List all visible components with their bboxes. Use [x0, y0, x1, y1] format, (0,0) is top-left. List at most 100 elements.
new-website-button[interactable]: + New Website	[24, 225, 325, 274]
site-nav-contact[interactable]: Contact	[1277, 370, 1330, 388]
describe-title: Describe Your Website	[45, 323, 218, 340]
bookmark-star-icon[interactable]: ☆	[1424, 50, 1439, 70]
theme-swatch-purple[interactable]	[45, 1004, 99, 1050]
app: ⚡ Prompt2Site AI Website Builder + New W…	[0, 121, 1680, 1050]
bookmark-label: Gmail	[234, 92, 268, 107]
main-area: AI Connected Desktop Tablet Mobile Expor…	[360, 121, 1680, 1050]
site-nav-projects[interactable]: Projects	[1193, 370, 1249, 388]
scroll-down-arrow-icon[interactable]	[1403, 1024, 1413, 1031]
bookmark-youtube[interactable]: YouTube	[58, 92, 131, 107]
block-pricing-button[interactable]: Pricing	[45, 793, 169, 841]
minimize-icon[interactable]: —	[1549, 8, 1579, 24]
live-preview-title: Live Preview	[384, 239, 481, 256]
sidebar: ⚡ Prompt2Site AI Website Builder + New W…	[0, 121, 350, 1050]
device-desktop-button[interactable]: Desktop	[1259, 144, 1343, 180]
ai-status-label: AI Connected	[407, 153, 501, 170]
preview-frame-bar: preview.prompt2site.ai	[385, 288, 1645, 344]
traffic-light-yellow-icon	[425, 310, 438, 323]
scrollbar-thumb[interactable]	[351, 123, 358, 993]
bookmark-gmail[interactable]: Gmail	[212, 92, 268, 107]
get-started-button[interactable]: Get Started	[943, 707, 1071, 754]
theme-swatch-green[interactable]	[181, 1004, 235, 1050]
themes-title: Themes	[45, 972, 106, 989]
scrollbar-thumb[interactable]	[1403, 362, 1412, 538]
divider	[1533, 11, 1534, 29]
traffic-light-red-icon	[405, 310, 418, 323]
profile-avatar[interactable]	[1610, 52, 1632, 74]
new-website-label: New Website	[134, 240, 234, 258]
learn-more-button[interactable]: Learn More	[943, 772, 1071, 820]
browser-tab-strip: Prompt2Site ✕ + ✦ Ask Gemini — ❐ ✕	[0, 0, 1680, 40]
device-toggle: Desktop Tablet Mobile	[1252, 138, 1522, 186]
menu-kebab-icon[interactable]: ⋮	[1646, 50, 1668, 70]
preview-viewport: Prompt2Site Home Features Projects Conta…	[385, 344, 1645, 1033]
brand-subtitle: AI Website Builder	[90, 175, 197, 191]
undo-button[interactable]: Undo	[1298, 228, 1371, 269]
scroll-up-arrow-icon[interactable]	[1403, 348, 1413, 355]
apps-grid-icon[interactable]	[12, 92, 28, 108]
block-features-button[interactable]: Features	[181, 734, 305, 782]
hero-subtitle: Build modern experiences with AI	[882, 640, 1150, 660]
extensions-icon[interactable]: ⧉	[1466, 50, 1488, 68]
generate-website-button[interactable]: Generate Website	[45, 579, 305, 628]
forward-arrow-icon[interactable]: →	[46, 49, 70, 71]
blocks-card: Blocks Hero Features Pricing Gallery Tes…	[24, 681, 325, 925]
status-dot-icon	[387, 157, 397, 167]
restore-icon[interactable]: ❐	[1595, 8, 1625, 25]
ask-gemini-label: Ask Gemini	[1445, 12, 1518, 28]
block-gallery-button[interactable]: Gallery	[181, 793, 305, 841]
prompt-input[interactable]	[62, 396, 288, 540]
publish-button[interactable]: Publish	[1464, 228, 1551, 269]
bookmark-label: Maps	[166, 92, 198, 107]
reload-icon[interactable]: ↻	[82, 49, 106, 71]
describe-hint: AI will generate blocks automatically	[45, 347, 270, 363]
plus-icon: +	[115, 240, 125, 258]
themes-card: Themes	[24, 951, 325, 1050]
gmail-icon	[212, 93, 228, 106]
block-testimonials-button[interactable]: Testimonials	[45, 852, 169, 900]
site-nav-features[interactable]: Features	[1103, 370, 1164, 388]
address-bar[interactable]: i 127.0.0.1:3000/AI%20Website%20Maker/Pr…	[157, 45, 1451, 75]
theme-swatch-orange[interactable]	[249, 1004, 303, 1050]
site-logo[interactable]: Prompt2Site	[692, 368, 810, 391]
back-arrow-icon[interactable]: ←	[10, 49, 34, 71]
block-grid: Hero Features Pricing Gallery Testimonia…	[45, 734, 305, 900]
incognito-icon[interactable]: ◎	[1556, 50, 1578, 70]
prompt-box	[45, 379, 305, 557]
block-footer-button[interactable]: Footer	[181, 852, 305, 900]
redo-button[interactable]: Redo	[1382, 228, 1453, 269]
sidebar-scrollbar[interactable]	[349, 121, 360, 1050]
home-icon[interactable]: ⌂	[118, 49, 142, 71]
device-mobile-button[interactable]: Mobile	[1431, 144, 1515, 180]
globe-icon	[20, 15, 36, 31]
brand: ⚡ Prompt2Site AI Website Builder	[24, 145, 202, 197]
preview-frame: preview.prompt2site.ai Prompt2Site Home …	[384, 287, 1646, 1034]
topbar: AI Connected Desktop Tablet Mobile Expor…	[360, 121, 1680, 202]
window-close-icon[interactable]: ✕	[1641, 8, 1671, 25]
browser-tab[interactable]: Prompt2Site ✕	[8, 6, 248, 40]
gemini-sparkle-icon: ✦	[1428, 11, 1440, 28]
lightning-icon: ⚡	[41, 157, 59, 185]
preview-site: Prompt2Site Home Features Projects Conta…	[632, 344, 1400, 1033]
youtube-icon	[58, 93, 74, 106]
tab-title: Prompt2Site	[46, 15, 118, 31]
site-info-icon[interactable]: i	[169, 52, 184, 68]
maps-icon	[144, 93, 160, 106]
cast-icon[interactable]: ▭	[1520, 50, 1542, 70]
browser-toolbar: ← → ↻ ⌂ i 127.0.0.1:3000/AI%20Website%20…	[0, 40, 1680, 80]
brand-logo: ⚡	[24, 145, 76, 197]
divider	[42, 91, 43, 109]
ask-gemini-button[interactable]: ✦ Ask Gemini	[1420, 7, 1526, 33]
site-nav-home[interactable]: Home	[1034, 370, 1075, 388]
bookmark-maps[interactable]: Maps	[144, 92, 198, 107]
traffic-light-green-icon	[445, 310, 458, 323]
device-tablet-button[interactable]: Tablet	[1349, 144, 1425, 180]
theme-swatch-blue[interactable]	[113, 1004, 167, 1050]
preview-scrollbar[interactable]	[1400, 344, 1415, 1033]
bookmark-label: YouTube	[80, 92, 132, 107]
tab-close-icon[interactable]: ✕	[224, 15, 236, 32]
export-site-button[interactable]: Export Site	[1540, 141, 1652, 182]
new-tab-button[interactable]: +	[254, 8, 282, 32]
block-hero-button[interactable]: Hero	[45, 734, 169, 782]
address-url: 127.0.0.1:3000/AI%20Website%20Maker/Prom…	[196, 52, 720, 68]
┄┄┄┄┄┄
▶ [Problem requirements]
Please convert the data, from its first line up to and including the line containing "370, 1249, 388]", into a numbered list and leave out any blank lines.

▶ [Written reply]
1. List all visible components with their bboxes. Use [x0, y0, x1, y1] format, (0,0) is top-left. List at most 100 elements.
2. new-website-button[interactable]: + New Website	[24, 225, 325, 274]
3. site-nav-contact[interactable]: Contact	[1277, 370, 1330, 388]
4. describe-title: Describe Your Website	[45, 323, 218, 340]
5. bookmark-star-icon[interactable]: ☆	[1424, 50, 1439, 70]
6. theme-swatch-purple[interactable]	[45, 1004, 99, 1050]
7. app: ⚡ Prompt2Site AI Website Builder + New W…	[0, 121, 1680, 1050]
8. bookmark-label: Gmail	[234, 92, 268, 107]
9. main-area: AI Connected Desktop Tablet Mobile Expor…	[360, 121, 1680, 1050]
10. site-nav-projects[interactable]: Projects	[1193, 370, 1249, 388]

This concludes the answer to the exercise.